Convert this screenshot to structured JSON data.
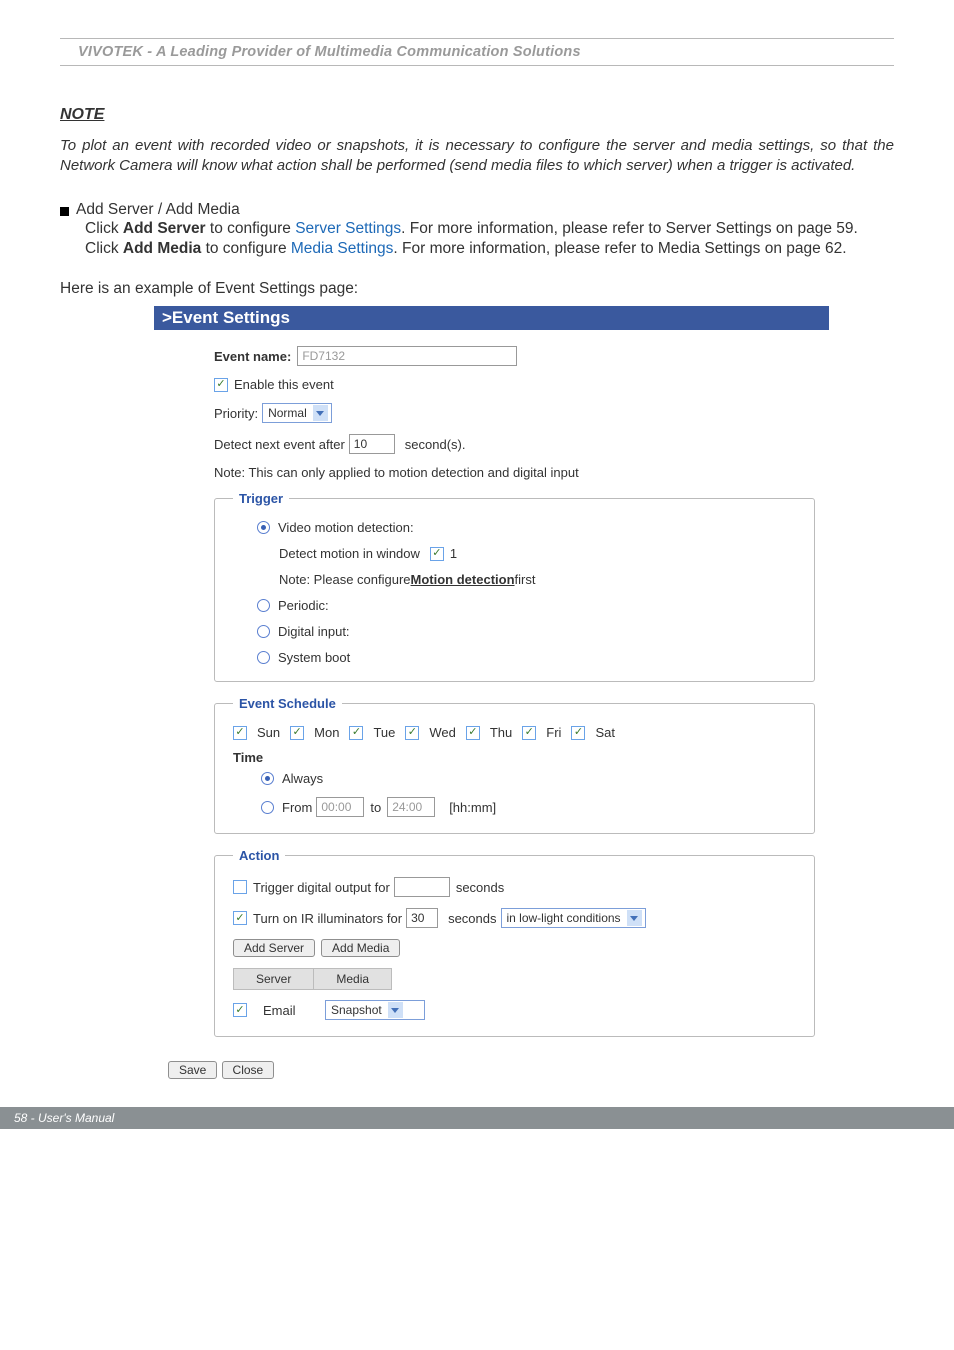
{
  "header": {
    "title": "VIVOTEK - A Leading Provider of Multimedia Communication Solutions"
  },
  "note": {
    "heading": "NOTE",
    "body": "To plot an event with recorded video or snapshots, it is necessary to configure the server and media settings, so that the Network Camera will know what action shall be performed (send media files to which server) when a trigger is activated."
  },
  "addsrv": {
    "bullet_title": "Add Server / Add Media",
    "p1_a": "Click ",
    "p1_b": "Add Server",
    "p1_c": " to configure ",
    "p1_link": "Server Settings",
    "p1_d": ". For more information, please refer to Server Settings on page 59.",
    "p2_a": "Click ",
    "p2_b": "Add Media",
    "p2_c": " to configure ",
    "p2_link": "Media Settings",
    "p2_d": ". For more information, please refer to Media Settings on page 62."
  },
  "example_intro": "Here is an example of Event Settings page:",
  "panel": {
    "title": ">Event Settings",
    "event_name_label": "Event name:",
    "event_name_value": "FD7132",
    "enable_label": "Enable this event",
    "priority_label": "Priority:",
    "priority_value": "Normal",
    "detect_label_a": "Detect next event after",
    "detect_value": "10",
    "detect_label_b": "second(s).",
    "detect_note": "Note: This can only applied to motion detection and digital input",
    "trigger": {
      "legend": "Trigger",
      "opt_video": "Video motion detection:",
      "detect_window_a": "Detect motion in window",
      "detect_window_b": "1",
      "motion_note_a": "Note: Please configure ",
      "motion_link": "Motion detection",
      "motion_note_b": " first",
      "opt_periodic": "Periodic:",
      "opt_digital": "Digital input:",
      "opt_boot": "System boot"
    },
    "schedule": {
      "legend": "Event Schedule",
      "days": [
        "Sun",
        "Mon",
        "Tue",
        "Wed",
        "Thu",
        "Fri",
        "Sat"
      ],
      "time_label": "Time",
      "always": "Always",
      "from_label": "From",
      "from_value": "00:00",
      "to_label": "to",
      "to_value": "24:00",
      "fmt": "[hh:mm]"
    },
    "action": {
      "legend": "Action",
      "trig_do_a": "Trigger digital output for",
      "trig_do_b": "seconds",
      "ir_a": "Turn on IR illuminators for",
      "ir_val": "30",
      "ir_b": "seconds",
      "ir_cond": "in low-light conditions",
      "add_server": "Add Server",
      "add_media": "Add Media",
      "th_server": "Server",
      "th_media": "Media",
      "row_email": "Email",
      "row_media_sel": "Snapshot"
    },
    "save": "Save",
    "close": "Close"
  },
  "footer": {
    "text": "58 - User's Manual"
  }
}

################

### Problem to solve
Select and copy every line of the listing with the word "legend".

### Output of the exercise
      "legend": "Trigger",
      "legend": "Event Schedule",
      "legend": "Action",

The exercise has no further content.